### Action item
Give back all of the data, word for word.

### Supplied data
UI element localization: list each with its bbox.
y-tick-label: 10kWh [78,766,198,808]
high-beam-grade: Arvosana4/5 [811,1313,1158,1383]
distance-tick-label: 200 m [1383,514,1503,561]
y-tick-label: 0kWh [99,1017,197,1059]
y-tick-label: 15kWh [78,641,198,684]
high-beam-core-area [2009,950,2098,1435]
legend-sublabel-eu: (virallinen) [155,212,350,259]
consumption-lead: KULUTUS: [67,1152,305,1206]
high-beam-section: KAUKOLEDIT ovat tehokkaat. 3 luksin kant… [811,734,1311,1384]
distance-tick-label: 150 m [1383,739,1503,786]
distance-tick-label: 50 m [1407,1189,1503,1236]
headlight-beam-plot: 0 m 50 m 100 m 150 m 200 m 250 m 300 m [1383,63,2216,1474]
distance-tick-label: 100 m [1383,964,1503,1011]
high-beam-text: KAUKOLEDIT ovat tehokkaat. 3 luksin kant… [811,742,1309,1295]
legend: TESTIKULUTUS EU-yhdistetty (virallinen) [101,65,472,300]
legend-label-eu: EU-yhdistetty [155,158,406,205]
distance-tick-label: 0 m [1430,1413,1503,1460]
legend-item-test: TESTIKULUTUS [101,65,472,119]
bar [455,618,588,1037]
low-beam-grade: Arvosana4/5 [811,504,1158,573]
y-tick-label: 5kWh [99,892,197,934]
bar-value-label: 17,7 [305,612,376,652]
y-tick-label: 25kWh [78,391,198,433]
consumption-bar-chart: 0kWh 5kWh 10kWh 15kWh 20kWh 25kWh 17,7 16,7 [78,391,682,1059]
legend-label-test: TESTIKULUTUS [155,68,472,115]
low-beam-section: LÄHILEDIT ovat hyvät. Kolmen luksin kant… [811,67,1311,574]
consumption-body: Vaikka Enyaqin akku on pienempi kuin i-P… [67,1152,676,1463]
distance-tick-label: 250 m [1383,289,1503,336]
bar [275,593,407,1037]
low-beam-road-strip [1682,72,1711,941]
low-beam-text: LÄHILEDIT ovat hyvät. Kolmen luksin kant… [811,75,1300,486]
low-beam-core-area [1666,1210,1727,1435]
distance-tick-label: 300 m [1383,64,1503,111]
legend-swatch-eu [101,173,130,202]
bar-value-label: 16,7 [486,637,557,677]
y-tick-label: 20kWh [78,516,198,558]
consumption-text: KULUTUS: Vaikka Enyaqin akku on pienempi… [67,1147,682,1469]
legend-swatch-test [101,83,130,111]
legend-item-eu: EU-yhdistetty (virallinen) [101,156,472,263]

### Solved problem
UI element localization: list each with its bbox.
y-tick-label: 10kWh [78,766,198,808]
high-beam-grade: Arvosana4/5 [811,1313,1158,1383]
distance-tick-label: 200 m [1383,514,1503,561]
y-tick-label: 0kWh [99,1017,197,1059]
y-tick-label: 15kWh [78,641,198,684]
high-beam-core-area [2009,950,2098,1435]
legend-sublabel-eu: (virallinen) [155,212,350,259]
consumption-lead: KULUTUS: [67,1152,305,1206]
high-beam-section: KAUKOLEDIT ovat tehokkaat. 3 luksin kant… [811,734,1311,1384]
distance-tick-label: 150 m [1383,739,1503,786]
distance-tick-label: 50 m [1407,1189,1503,1236]
headlight-beam-plot: 0 m 50 m 100 m 150 m 200 m 250 m 300 m [1383,63,2216,1474]
distance-tick-label: 100 m [1383,964,1503,1011]
high-beam-text: KAUKOLEDIT ovat tehokkaat. 3 luksin kant… [811,742,1309,1295]
legend: TESTIKULUTUS EU-yhdistetty (virallinen) [101,65,472,300]
legend-label-eu: EU-yhdistetty [155,158,406,205]
distance-tick-label: 0 m [1430,1413,1503,1460]
legend-item-test: TESTIKULUTUS [101,65,472,119]
bar [455,618,588,1037]
low-beam-grade: Arvosana4/5 [811,504,1158,573]
y-tick-label: 5kWh [99,892,197,934]
bar-value-label: 17,7 [305,612,376,652]
y-tick-label: 25kWh [78,391,198,433]
consumption-bar-chart: 0kWh 5kWh 10kWh 15kWh 20kWh 25kWh 17,7 16,7 [78,391,682,1059]
legend-label-test: TESTIKULUTUS [155,68,472,115]
low-beam-section: LÄHILEDIT ovat hyvät. Kolmen luksin kant… [811,67,1311,574]
consumption-body: Vaikka Enyaqin akku on pienempi kuin i-P… [67,1152,676,1463]
distance-tick-label: 250 m [1383,289,1503,336]
bar [275,593,407,1037]
low-beam-road-strip [1682,72,1711,941]
low-beam-text: LÄHILEDIT ovat hyvät. Kolmen luksin kant… [811,75,1300,486]
low-beam-core-area [1666,1210,1727,1435]
distance-tick-label: 300 m [1383,64,1503,111]
legend-swatch-eu [101,173,130,202]
bar-value-label: 16,7 [486,637,557,677]
y-tick-label: 20kWh [78,516,198,558]
consumption-text: KULUTUS: Vaikka Enyaqin akku on pienempi… [67,1147,682,1469]
legend-swatch-test [101,83,130,111]
legend-item-eu: EU-yhdistetty (virallinen) [101,156,472,263]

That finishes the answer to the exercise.